Background & Summary

Research on the wide and multidisciplinary area of language (e.g., perception, production, processing, acquisition, learning, disorders, and multilingualism, among others) frequently uses pictures of objects as stimuli for different paradigms such as naming or classification tasks. Importantly, experimenters need to have access to normative data on diverse properties of the pictures (e.g., naming agreement, familiarity, or complexity) to be able to compare and generalise their results across studies. Crucially, in a world in which multilingualism is the norm— it has been estimated that more than half of the world’s population speaks two or more languages1,2—it is essential for researchers to be able to access such normative information of experimental items for different languages.

Snodgrass and Vanderwart3 created the first normalised picture dataset for the American English language, which has been adapted to other languages in order to conduct cross-linguistic research (e.g., British English4; Chinese5; Croatian6; Dutch7; French8; Argentinian Spanish9; Italian10; Japanese11; Spanish12). However, these datasets involve black and white line-drawings, which have been shown to generate weaker recognition than coloured pictures13,14. Considering these findings, researchers have developed coloured image datasets, also in different languages (e.g., English15; French13; Italian16; Russian17; Modern Greek18; Turkish19; Spanish20).

Despite all these efforts to develop standardised and open datasets of pictures and their properties in different languages, there are still some limitations. First, these datasets typically only include around 300 images (except for English15 and Canadian French15), which greatly restrict experimental designs. Second, these datasets were created independently of one another, and hence, they were normalised using different protocols. To overcome these limitations, we have created a database of 500 coloured pictures of concrete objects for 32 different languages or language varieties (i.e., American English, Australian English, Basque, Belgium Dutch, British English, Catalan, Cypriot Greek, Czech, Finnish, French, German, Greek, Hebrew, Hungarian, Italian, Korean, Lebanese Arabic, Malay, Malaysian English, Mandarin Chinese, Netherlands Dutch, Norwegian, Polish, Portuguese, Quebec French, Rioplatense Spanish, Russian, Serbian, Slovak, Spanish, Turkish, Welsh) using the same procedure for data collection and preprocessing. To this end, we developed a procedure similar to that reported in Duñabeitia et al.21 who created the initial dataset, which included 750 coloured images standardised for six commonly spoken European languages (i.e., British English, Dutch, French, German, Italian, and Spanish).

This Data Descriptor describes, in a comprehensive manner, the experimental method, the preprocessing protocol, and the structure of the data. Our aim is to make this database freely available to all researchers so that they can conduct empirical studies in any language. This is especially interesting for researchers concerned with any multilingual issue, since it offers them the opportunity to design studies for which the properties of the materials have been tested in a parallel manner for all the languages in their study. The datafile containing the whole dataset has been stored in a public repository22, and we encourage any researcher to use it for their studies.


We selected 500 coloured pictures with the highest name agreement across languages from a set of 750 pictures created by Duñabeitia et al.21. These pictures were in PNG format with a resolution of 300 × 300 pixels at 96 dpi and they have been stored in the public repository in a compressed folder for the convenience of readers and potential users. Additionally, given that some users may want to opt for different versions of the PNG pictures13,14, the same public repository includes a folder containing black and white and grey scale versions of the same drawings.

-*-*-

- _Stated task a_
Copy out the rows below word for word, from the first row through the line that contains "Text: N: N: [422, 149, 430, 162]", with both of those lines included.

-*-*-

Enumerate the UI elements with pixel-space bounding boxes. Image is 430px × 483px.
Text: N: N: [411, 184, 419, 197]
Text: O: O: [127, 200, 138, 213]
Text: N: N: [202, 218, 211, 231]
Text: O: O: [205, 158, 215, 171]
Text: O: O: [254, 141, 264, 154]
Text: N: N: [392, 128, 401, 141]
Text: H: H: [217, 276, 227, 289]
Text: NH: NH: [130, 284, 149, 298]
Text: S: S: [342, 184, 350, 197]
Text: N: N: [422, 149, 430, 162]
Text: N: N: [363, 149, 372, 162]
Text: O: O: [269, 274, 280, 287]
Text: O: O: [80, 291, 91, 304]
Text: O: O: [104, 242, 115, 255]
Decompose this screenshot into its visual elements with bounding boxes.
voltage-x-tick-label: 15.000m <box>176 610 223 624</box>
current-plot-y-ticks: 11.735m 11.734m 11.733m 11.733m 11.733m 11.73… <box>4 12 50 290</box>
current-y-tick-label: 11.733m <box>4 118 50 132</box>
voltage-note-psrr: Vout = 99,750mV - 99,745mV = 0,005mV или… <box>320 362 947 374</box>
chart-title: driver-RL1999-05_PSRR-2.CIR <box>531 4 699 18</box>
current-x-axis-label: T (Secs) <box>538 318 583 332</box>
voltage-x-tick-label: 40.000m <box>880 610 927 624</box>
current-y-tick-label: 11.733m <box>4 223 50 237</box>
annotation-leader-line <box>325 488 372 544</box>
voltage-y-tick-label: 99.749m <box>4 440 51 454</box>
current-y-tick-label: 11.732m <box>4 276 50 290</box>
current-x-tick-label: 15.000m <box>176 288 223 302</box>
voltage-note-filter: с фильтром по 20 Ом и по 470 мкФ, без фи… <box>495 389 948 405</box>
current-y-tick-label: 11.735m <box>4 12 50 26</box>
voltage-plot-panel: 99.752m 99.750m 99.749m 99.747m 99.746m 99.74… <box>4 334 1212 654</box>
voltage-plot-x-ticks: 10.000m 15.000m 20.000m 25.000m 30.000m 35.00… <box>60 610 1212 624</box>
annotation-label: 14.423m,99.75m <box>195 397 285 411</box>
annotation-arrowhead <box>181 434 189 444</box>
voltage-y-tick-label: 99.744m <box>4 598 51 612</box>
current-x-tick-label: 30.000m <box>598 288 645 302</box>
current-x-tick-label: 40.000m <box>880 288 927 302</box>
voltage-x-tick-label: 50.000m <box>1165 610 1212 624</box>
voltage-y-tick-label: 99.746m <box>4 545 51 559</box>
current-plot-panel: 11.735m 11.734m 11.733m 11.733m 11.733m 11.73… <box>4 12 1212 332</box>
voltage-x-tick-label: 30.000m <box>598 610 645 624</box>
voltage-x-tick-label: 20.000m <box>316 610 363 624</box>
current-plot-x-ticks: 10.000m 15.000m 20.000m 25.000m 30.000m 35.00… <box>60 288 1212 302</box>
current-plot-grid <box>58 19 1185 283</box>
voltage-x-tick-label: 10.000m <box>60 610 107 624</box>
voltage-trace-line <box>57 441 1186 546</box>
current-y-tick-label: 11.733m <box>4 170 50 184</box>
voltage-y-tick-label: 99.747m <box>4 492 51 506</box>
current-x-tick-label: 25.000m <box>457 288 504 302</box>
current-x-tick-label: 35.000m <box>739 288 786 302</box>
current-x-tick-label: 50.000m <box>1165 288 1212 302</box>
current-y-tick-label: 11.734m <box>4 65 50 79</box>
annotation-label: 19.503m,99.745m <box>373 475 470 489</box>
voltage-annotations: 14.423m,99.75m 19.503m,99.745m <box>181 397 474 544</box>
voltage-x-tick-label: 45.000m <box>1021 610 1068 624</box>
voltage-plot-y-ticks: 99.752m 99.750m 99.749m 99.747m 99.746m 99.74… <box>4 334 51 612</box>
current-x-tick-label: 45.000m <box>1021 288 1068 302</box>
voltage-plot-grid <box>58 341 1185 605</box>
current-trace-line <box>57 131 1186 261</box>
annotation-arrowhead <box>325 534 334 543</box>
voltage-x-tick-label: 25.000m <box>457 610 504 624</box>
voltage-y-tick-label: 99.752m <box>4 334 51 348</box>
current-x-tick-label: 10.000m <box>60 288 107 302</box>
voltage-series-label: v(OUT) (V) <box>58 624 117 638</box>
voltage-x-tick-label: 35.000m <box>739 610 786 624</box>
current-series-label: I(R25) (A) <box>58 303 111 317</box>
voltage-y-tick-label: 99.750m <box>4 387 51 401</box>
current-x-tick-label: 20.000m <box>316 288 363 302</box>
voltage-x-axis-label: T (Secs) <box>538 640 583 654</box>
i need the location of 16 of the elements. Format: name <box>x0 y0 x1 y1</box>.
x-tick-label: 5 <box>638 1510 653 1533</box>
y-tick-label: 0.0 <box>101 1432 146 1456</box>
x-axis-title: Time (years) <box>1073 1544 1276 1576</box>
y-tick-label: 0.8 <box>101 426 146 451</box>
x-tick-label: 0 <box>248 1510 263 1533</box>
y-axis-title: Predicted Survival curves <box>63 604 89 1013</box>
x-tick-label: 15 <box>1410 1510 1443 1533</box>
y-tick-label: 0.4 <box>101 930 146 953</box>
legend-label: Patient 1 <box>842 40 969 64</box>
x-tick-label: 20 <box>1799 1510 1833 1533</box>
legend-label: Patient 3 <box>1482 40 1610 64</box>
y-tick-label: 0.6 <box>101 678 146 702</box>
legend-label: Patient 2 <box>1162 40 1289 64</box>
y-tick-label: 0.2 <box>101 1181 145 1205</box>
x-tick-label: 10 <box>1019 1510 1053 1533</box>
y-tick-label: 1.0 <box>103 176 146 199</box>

-*-*-

- _Stated task b_
Continue the passage about the multilingual database of normed color pictures, starting right after its final sentence.

- _Task output a_
Enumerate the UI elements with pixel-space bounding boxes. Image is 430px × 483px.
Text: N: N: [411, 184, 419, 197]
Text: O: O: [127, 200, 138, 213]
Text: N: N: [202, 218, 211, 231]
Text: O: O: [205, 158, 215, 171]
Text: O: O: [254, 141, 264, 154]
Text: N: N: [392, 128, 401, 141]
Text: H: H: [217, 276, 227, 289]
Text: NH: NH: [130, 284, 149, 298]
Text: S: S: [342, 184, 350, 197]
Text: N: N: [422, 149, 430, 162]

- _Task output b_
The same experimental software was used across sites. To this end, a custom program was generated using Gorilla Experiment Builder23 and replicated across languages with exactly the same instructions to ensure homogeneity in the protocols. Participants were told that they would see a series of images, and that they should type in the name of the entity represented in each picture. Each of the pictures was presented individually in the centre of the display of a computer or tablet. Participants were asked to make sure they spelled the word correctly, and try not to use more than one word per concept. If they did not know the name of the element depicted, they could indicate this by typing “?”, and this would then be considered as an “I don’t know” response (see below). After typing the name, they were asked to indicate their self-perceived familiarity with the concept, using a 100-point scale slider (with the lowest value indicating “not familiar at all” and the highest value representing “very familiar”). Participants were asked to use the whole scale during the experiment and avoid using only the extreme values. In order to get used to the procedure, they completed two practice trials before starting the experiment. The entire experiment lasted about one hour, and breaks were inserted during the test at every 50 trials.

The data were collected during 2020 and 2021 in the context of a large-scale crowdsourcing study. Ethical approval for conducting the general study was obtained from the Ethics Committee of Universidad Nebrija (approval code JADL02102019), and from the participating institutions that required individual extensions or ethics approval from their local ethics boards. The data preprocessing procedure included checking the answers for spelling errors by native speakers of each language and merging variants of the same response, following the procedure described in Duñabeitia et al.21.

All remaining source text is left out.